● Exercise prompt
Only the lines from the line containing "Extract all readable text from this page." through the final line of the entries should be printed, exactly as given, with the pictures left out.

+--

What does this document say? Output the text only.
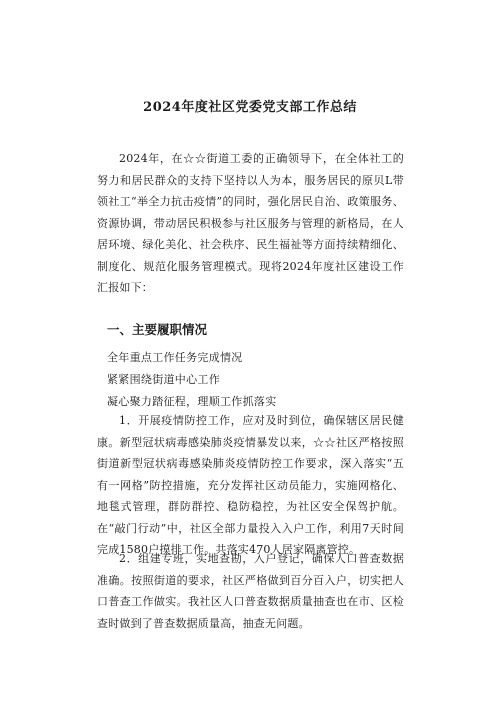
2024年度社区党委党支部工作总结
2024年，在☆☆街道工委的正确领导下，在全体社工的努力和居民群众的支持下坚持以人为本，服务居民的原贝L带领社工“举全力抗击疫情”的同时，强化居民自治、政策服务、资源协调，带动居民积极参与社区服务与管理的新格局，在人居环境、绿化美化、社会秩序、民生福祉等方面持续精细化、制度化、规范化服务管理模式。现将2024年度社区建设工作汇报如下：
一、主要履职情况
全年重点工作任务完成情况
紧紧围绕街道中心工作
凝心聚力踏征程，理顺工作抓落实
1．开展疫情防控工作，应对及时到位，确保辖区居民健康。新型冠状病毒感染肺炎疫情暴发以来，☆☆社区严格按照街道新型冠状病毒感染肺炎疫情防控工作要求，深入落实“五有一网格”防控措施，充分发挥社区动员能力，实施网格化、地毯式管理，群防群控、稳防稳控，为社区安全保驾护航。在“敲门行动”中，社区全部力量投入入户工作，利用7天时间完成1580户摸排工作。共落实470人居家隔离管控。
2．组建专班，实地查勘，入户登记，确保人口普查数据准确。按照街道的要求，社区严格做到百分百入户，切实把人口普查工作做实。我社区人口普查数据质量抽查也在市、区检查时做到了普查数据质量高，抽查无问题。
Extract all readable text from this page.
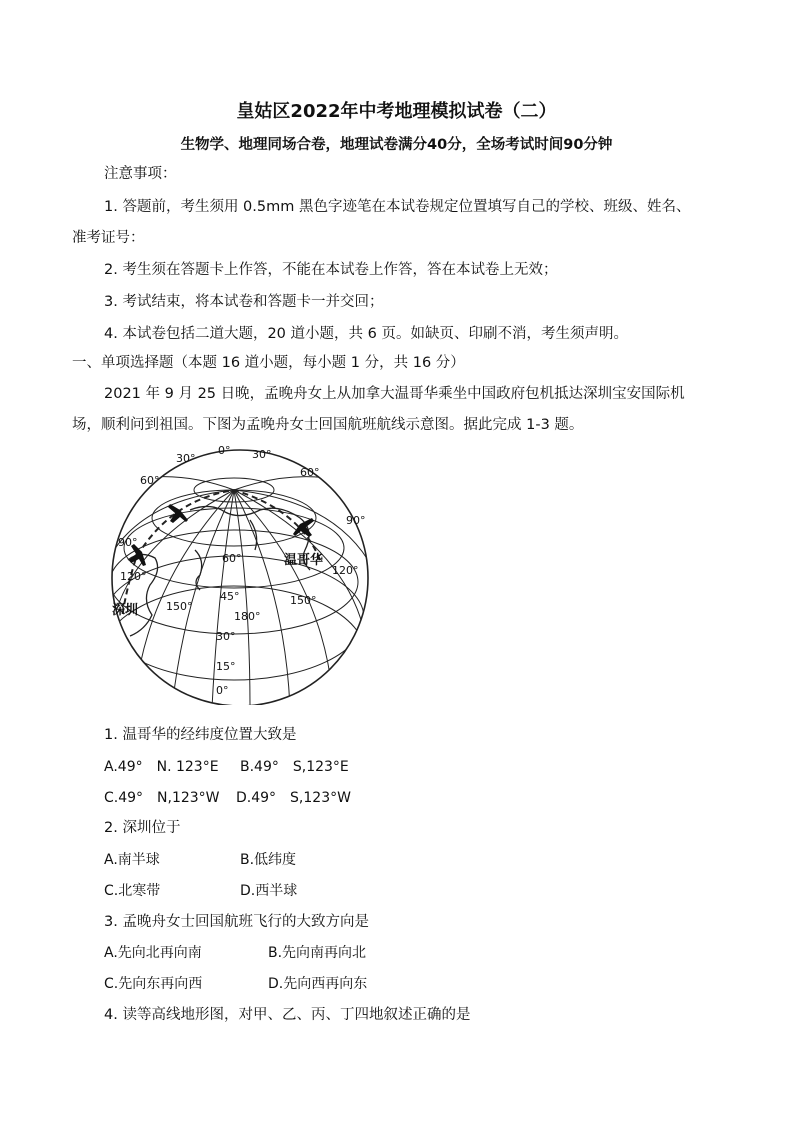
皇姑区2022年中考地理模拟试卷（二）
生物学、地理同场合卷，地理试卷满分40分，全场考试时间90分钟
注意事项：
1. 答题前，考生须用 0.5mm 黑色字迹笔在本试卷规定位置填写自己的学校、班级、姓名、
准考证号：
2. 考生须在答题卡上作答，不能在本试卷上作答，答在本试卷上无效；
3. 考试结束，将本试卷和答题卡一并交回；
4. 本试卷包括二道大题，20 道小题，共 6 页。如缺页、印刷不消，考生须声明。
一、单项选择题（本题 16 道小题，每小题 1 分，共 16 分）
2021 年 9 月 25 日晚，孟晚舟女上从加拿大温哥华乘坐中国政府包机抵达深圳宝安国际机
场，顺利问到祖国。下图为孟晚舟女士回国航班航线示意图。据此完成 1-3 题。
0°
30°	30°
60°
60°
90°
90°
120°	120°
60°
45°
30°
15°
0°
150°
180°
150°
温哥华
深圳
1. 温哥华的经纬度位置大致是
A.49°　N. 123°E B.49°　S,123°E
C.49°　N,123°W D.49°　S,123°W
2. 深圳位于
A.南半球	B.低纬度
C.北寒带	D.西半球
3. 孟晚舟女士回国航班飞行的大致方向是
A.先向北再向南	B.先向南再向北
C.先向东再向西	D.先向西再向东
4. 读等高线地形图，对甲、乙、丙、丁四地叙述正确的是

+--

● Full output
Extract all readable text from this page.
皇姑区2022年中考地理模拟试卷（二）
生物学、地理同场合卷，地理试卷满分40分，全场考试时间90分钟
注意事项：
1. 答题前，考生须用 0.5mm 黑色字迹笔在本试卷规定位置填写自己的学校、班级、姓名、
准考证号：
2. 考生须在答题卡上作答，不能在本试卷上作答，答在本试卷上无效；
3. 考试结束，将本试卷和答题卡一并交回；
4. 本试卷包括二道大题，20 道小题，共 6 页。如缺页、印刷不消，考生须声明。
一、单项选择题（本题 16 道小题，每小题 1 分，共 16 分）
2021 年 9 月 25 日晚，孟晚舟女上从加拿大温哥华乘坐中国政府包机抵达深圳宝安国际机
场，顺利问到祖国。下图为孟晚舟女士回国航班航线示意图。据此完成 1-3 题。
0°
30°	30°
60°
60°
90°
90°
120°	120°
60°
45°
30°
15°
0°
150°
180°
150°
温哥华
深圳
1. 温哥华的经纬度位置大致是
A.49°　N. 123°E B.49°　S,123°E
C.49°　N,123°W D.49°　S,123°W
2. 深圳位于
A.南半球	B.低纬度
C.北寒带	D.西半球
3. 孟晚舟女士回国航班飞行的大致方向是
A.先向北再向南	B.先向南再向北
C.先向东再向西	D.先向西再向东
4. 读等高线地形图，对甲、乙、丙、丁四地叙述正确的是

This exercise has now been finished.